> EXERCISE REQUIREMENTS
Copy the data precisely, keeping every character.

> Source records
|---|

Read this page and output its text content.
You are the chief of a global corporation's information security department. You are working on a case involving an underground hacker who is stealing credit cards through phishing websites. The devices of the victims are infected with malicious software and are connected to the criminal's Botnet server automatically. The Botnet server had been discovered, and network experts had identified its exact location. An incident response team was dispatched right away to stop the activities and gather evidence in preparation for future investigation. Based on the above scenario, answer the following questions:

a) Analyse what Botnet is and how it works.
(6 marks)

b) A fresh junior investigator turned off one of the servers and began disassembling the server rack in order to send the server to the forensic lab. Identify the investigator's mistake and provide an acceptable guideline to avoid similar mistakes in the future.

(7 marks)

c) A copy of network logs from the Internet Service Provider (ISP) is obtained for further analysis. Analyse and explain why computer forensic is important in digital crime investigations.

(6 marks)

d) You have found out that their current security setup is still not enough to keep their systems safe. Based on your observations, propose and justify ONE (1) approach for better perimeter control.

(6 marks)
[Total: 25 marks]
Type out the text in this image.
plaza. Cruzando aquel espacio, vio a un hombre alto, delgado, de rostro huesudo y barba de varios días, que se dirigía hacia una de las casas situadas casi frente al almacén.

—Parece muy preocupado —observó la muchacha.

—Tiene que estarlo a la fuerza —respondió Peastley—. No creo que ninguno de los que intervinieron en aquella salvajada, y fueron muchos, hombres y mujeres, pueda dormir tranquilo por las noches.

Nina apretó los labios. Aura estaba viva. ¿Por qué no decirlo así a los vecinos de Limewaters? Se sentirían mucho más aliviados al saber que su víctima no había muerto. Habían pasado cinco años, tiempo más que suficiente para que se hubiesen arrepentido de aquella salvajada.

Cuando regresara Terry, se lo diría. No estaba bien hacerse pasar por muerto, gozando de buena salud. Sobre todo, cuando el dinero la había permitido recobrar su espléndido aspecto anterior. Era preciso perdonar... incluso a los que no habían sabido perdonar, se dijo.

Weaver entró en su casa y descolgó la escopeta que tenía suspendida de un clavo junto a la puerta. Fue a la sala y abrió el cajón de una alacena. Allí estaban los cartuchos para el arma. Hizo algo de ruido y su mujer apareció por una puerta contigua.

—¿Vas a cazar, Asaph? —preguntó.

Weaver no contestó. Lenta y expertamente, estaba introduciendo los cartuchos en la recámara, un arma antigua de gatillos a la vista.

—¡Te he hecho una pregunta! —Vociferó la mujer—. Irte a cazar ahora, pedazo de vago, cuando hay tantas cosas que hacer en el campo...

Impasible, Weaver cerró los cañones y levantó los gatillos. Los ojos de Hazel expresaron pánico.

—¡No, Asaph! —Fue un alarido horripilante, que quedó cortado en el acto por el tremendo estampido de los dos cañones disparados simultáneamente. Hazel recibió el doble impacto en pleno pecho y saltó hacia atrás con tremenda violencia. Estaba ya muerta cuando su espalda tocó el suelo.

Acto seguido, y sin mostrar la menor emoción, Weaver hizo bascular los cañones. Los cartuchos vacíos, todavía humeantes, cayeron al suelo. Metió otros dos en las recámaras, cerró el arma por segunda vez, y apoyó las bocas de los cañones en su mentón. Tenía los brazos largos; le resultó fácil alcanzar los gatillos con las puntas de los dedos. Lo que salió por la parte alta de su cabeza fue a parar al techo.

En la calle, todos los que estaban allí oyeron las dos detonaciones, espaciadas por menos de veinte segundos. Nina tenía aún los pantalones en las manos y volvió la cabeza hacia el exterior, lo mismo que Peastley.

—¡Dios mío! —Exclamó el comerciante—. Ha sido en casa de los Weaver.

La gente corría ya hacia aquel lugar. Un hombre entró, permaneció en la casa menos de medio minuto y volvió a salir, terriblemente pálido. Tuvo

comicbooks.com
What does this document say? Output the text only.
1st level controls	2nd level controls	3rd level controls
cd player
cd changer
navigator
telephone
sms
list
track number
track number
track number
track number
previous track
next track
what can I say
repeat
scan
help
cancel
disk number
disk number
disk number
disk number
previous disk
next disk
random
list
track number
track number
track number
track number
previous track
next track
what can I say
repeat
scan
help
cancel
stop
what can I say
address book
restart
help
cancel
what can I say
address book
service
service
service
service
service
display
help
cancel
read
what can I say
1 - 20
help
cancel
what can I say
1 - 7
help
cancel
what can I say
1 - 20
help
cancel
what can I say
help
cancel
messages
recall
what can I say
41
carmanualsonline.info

|---|

> IN RESPONSE
Read this page and output its text content.
You are the chief of a global corporation's information security department. You are working on a case involving an underground hacker who is stealing credit cards through phishing websites. The devices of the victims are infected with malicious software and are connected to the criminal's Botnet server automatically. The Botnet server had been discovered, and network experts had identified its exact location. An incident response team was dispatched right away to stop the activities and gather evidence in preparation for future investigation. Based on the above scenario, answer the following questions:

a) Analyse what Botnet is and how it works.
(6 marks)

b) A fresh junior investigator turned off one of the servers and began disassembling the server rack in order to send the server to the forensic lab. Identify the investigator's mistake and provide an acceptable guideline to avoid similar mistakes in the future.

(7 marks)

c) A copy of network logs from the Internet Service Provider (ISP) is obtained for further analysis. Analyse and explain why computer forensic is important in digital crime investigations.

(6 marks)

d) You have found out that their current security setup is still not enough to keep their systems safe. Based on your observations, propose and justify ONE (1) approach for better perimeter control.

(6 marks)
[Total: 25 marks]
Type out the text in this image.
plaza. Cruzando aquel espacio, vio a un hombre alto, delgado, de rostro huesudo y barba de varios días, que se dirigía hacia una de las casas situadas casi frente al almacén.

—Parece muy preocupado —observó la muchacha.

—Tiene que estarlo a la fuerza —respondió Peastley—. No creo que ninguno de los que intervinieron en aquella salvajada, y fueron muchos, hombres y mujeres, pueda dormir tranquilo por las noches.

Nina apretó los labios. Aura estaba viva. ¿Por qué no decirlo así a los vecinos de Limewaters? Se sentirían mucho más aliviados al saber que su víctima no había muerto. Habían pasado cinco años, tiempo más que suficiente para que se hubiesen arrepentido de aquella salvajada.

Cuando regresara Terry, se lo diría. No estaba bien hacerse pasar por muerto, gozando de buena salud. Sobre todo, cuando el dinero la había permitido recobrar su espléndido aspecto anterior. Era preciso perdonar... incluso a los que no habían sabido perdonar, se dijo.

Weaver entró en su casa y descolgó la escopeta que tenía suspendida de un clavo junto a la puerta. Fue a la sala y abrió el cajón de una alacena. Allí estaban los cartuchos para el arma. Hizo algo de ruido y su mujer apareció por una puerta contigua.

—¿Vas a cazar, Asaph? —preguntó.

Weaver no contestó. Lenta y expertamente, estaba introduciendo los cartuchos en la recámara, un arma antigua de gatillos a la vista.

—¡Te he hecho una pregunta! —Vociferó la mujer—. Irte a cazar ahora, pedazo de vago, cuando hay tantas cosas que hacer en el campo...

Impasible, Weaver cerró los cañones y levantó los gatillos. Los ojos de Hazel expresaron pánico.

—¡No, Asaph! —Fue un alarido horripilante, que quedó cortado en el acto por el tremendo estampido de los dos cañones disparados simultáneamente. Hazel recibió el doble impacto en pleno pecho y saltó hacia atrás con tremenda violencia. Estaba ya muerta cuando su espalda tocó el suelo.

Acto seguido, y sin mostrar la menor emoción, Weaver hizo bascular los cañones. Los cartuchos vacíos, todavía humeantes, cayeron al suelo. Metió otros dos en las recámaras, cerró el arma por segunda vez, y apoyó las bocas de los cañones en su mentón. Tenía los brazos largos; le resultó fácil alcanzar los gatillos con las puntas de los dedos. Lo que salió por la parte alta de su cabeza fue a parar al techo.

En la calle, todos los que estaban allí oyeron las dos detonaciones, espaciadas por menos de veinte segundos. Nina tenía aún los pantalones en las manos y volvió la cabeza hacia el exterior, lo mismo que Peastley.

—¡Dios mío! —Exclamó el comerciante—. Ha sido en casa de los Weaver.

La gente corría ya hacia aquel lugar. Un hombre entró, permaneció en la casa menos de medio minuto y volvió a salir, terriblemente pálido. Tuvo

comicbooks.com
What does this document say? Output the text only.
1st level controls	2nd level controls	3rd level controls
cd player
cd changer
navigator
telephone
sms
list
track number
track number
track number
track number
previous track
next track
what can I say
repeat
scan
help
cancel
disk number
disk number
disk number
disk number
previous disk
next disk
random
list
track number
track number
track number
track number
previous track
next track
what can I say
repeat
scan
help
cancel
stop
what can I say
address book
restart
help
cancel
what can I say
address book
service
service
service
service
service
display
help
cancel
read
what can I say
1 - 20
help
cancel
what can I say
1 - 7
help
cancel
what can I say
1 - 20
help
cancel
what can I say
help
cancel
messages
recall
what can I say
41
carmanualsonline.info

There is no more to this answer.